[Saved entries]

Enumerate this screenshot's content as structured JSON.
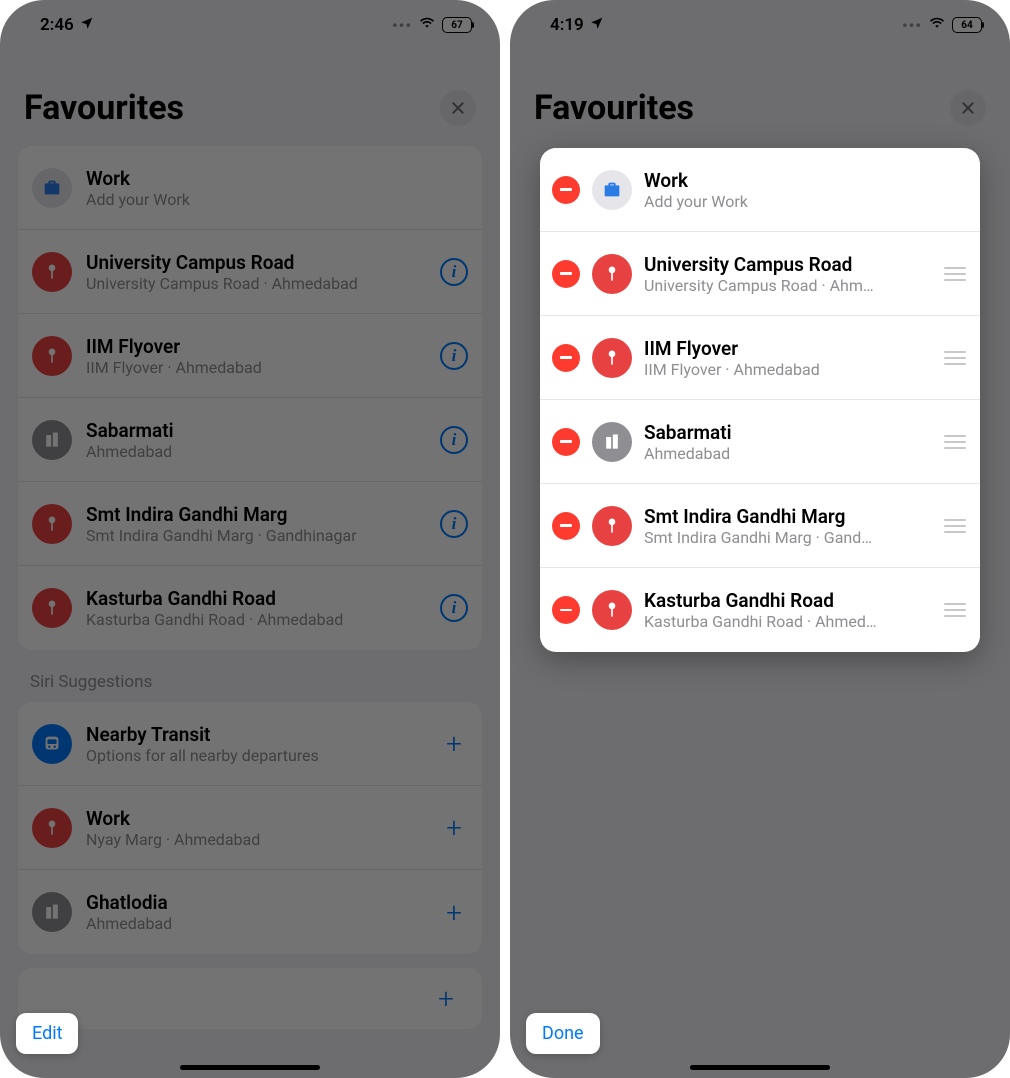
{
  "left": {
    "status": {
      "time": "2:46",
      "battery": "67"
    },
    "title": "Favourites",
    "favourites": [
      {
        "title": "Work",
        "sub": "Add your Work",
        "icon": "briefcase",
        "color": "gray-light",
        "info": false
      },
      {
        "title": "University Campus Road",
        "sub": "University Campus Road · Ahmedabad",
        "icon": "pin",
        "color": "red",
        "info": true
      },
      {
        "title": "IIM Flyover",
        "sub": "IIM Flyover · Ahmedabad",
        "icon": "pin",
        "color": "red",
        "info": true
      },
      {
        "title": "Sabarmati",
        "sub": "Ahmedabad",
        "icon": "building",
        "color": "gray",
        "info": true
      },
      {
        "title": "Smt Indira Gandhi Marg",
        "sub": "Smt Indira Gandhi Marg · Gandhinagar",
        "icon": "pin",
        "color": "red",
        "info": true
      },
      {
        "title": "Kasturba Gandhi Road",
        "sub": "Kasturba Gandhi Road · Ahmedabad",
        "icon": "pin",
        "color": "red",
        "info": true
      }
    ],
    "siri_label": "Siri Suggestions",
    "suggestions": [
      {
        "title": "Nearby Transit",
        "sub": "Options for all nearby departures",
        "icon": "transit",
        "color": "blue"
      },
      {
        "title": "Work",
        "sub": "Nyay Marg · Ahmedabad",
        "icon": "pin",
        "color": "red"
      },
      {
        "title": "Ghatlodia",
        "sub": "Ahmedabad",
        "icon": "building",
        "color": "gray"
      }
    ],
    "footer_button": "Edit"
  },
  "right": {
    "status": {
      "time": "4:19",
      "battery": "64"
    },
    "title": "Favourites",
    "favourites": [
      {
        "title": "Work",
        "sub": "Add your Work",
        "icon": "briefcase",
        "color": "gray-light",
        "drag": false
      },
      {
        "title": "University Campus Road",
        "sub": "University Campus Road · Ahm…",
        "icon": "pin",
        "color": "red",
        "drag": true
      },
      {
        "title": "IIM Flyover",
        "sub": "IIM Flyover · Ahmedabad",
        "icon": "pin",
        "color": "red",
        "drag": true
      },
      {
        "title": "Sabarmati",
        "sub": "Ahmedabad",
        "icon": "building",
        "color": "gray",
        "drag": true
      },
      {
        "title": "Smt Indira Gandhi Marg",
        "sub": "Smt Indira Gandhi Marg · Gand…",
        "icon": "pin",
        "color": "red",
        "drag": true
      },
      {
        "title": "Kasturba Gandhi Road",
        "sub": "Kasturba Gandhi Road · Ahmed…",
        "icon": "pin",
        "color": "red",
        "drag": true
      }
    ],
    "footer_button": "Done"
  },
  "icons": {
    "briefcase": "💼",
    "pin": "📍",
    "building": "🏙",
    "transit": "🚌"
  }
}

==

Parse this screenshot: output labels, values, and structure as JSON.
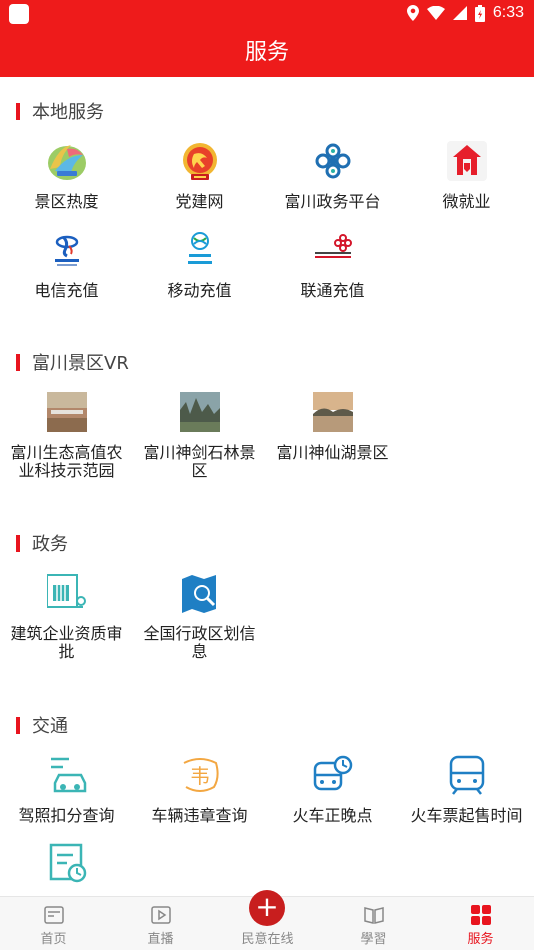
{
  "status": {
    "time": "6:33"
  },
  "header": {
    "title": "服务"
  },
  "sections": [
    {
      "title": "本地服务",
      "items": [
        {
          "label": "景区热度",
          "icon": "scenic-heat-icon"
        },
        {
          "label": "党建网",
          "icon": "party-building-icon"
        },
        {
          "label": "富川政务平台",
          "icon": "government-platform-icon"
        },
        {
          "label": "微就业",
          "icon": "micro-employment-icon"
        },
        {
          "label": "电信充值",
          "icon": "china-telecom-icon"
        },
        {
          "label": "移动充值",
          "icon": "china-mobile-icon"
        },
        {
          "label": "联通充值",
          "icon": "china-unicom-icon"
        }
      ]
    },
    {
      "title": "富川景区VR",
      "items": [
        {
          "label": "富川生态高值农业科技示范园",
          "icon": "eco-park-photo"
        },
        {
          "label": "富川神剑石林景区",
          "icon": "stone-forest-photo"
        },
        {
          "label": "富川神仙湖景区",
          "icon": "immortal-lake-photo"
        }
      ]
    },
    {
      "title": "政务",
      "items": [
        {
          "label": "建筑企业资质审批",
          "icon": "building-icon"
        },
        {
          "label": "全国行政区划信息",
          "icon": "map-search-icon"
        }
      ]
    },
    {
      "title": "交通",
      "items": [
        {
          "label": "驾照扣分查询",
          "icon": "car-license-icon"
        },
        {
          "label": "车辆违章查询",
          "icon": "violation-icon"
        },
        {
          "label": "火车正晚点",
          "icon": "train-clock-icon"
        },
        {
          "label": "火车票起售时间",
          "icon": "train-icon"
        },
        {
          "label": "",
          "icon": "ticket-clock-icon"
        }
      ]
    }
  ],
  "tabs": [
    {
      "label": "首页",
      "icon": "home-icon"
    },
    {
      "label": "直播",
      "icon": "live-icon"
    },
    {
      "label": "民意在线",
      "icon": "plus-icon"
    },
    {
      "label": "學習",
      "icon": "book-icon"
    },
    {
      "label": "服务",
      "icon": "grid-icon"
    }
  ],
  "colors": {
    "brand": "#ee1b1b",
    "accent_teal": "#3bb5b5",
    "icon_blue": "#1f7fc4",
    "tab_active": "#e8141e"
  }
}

---

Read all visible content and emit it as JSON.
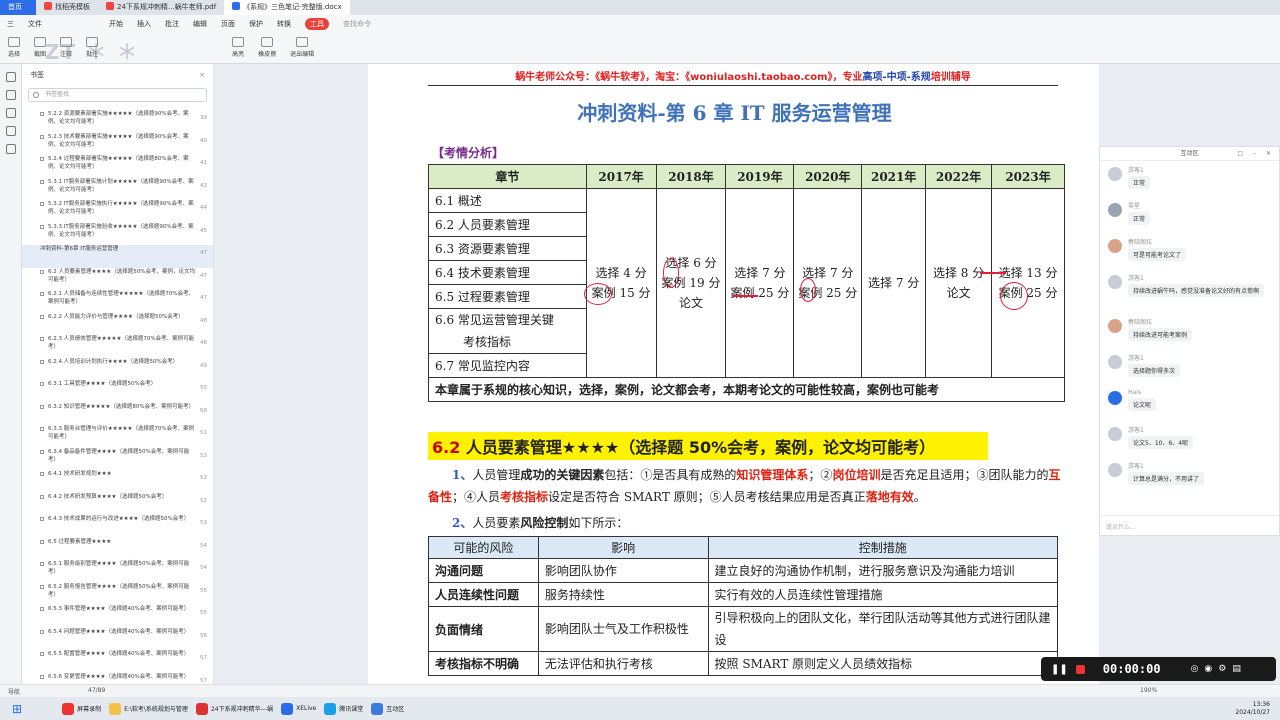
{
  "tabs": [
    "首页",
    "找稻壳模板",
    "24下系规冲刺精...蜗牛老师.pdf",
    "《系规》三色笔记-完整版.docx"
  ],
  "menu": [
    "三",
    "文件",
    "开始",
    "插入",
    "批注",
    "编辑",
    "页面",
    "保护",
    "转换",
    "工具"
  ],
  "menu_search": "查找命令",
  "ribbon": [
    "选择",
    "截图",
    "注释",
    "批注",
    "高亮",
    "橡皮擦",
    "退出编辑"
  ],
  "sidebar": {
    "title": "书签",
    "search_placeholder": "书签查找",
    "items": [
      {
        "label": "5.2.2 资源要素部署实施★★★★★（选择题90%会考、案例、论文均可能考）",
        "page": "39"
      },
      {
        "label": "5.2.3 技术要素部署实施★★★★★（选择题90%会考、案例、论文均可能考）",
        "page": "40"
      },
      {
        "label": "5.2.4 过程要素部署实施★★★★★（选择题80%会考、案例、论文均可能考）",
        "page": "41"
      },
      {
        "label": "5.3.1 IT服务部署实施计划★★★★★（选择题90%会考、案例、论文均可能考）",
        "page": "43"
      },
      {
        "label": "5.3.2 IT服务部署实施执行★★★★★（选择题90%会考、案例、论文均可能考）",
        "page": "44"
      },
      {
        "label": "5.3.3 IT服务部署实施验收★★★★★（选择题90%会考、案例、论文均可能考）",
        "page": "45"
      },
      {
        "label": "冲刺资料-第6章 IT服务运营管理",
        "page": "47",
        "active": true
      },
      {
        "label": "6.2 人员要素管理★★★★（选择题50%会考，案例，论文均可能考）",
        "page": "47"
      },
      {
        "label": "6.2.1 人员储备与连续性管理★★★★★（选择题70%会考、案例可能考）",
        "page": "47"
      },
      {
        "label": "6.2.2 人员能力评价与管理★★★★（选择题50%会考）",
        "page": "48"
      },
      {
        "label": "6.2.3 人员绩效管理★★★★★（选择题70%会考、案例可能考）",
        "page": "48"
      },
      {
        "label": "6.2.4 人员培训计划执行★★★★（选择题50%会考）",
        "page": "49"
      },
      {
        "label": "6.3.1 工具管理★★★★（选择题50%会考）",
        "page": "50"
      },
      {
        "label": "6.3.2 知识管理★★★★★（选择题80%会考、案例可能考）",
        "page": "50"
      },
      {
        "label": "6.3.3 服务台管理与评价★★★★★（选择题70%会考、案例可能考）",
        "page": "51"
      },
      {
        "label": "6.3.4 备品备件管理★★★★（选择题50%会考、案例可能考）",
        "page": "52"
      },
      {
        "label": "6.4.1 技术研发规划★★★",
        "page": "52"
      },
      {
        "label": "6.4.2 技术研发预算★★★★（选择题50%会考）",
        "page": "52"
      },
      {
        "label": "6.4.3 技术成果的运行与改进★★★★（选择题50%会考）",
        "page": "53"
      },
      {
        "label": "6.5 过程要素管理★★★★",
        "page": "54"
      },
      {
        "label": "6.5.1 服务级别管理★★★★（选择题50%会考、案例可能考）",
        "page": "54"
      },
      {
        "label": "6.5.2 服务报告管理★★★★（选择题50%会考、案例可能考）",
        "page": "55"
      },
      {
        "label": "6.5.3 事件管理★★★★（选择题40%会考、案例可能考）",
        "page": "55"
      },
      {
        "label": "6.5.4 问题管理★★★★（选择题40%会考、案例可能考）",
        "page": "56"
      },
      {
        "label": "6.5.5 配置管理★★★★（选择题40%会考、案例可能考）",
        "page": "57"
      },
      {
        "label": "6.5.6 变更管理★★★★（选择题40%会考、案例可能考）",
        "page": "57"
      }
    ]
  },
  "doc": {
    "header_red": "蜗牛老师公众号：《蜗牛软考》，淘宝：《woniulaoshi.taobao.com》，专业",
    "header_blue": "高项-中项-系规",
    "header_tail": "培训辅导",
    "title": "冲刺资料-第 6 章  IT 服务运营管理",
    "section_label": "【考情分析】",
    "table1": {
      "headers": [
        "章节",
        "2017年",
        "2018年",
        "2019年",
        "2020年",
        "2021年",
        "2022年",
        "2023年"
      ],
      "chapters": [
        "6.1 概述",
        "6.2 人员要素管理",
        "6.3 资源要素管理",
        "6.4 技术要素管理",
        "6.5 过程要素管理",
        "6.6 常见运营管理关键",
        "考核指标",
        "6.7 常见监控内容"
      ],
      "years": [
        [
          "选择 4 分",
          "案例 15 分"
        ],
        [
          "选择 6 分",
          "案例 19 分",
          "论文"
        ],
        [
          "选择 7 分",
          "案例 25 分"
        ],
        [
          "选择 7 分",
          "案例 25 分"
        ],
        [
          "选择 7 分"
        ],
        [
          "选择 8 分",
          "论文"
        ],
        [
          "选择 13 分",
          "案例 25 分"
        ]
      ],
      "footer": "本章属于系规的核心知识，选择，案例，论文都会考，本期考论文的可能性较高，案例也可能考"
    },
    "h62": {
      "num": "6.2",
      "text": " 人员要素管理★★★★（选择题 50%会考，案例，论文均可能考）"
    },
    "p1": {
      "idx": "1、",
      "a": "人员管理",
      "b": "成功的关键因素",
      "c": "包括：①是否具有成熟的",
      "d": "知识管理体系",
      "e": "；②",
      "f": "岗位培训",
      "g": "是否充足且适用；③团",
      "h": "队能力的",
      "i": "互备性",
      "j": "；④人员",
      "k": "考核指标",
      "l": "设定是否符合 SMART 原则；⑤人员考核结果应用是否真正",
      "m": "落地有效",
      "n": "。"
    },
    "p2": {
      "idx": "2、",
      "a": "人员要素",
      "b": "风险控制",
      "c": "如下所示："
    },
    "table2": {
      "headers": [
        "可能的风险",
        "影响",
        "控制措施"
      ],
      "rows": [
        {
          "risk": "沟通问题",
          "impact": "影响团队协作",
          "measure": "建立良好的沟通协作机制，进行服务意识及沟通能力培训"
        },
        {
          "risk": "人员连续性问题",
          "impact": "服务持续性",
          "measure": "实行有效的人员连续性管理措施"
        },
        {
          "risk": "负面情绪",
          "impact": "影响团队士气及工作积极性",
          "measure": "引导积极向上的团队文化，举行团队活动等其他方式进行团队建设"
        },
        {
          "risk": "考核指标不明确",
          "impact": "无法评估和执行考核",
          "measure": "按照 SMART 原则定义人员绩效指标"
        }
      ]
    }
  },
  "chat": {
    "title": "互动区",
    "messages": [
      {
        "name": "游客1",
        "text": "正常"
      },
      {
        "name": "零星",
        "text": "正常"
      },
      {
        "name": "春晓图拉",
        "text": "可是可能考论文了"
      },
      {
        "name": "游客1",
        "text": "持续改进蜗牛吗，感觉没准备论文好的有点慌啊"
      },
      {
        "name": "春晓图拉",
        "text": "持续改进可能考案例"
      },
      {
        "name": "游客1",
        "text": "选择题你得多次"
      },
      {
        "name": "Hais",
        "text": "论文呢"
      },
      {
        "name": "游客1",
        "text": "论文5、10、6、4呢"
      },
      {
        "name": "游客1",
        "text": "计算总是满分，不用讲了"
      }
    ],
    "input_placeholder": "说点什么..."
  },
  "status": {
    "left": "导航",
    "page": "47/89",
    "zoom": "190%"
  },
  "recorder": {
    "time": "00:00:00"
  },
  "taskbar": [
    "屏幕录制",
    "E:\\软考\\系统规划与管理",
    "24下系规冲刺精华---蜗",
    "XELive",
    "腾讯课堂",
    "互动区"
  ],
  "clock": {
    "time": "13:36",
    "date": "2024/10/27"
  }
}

[What to do]
Collect the complete line wherever the string "screenshot" appears in the records.

[Task solution]
Enumerate this screenshot's content as structured JSON.
Parse this screenshot: output labels, values, and structure as JSON.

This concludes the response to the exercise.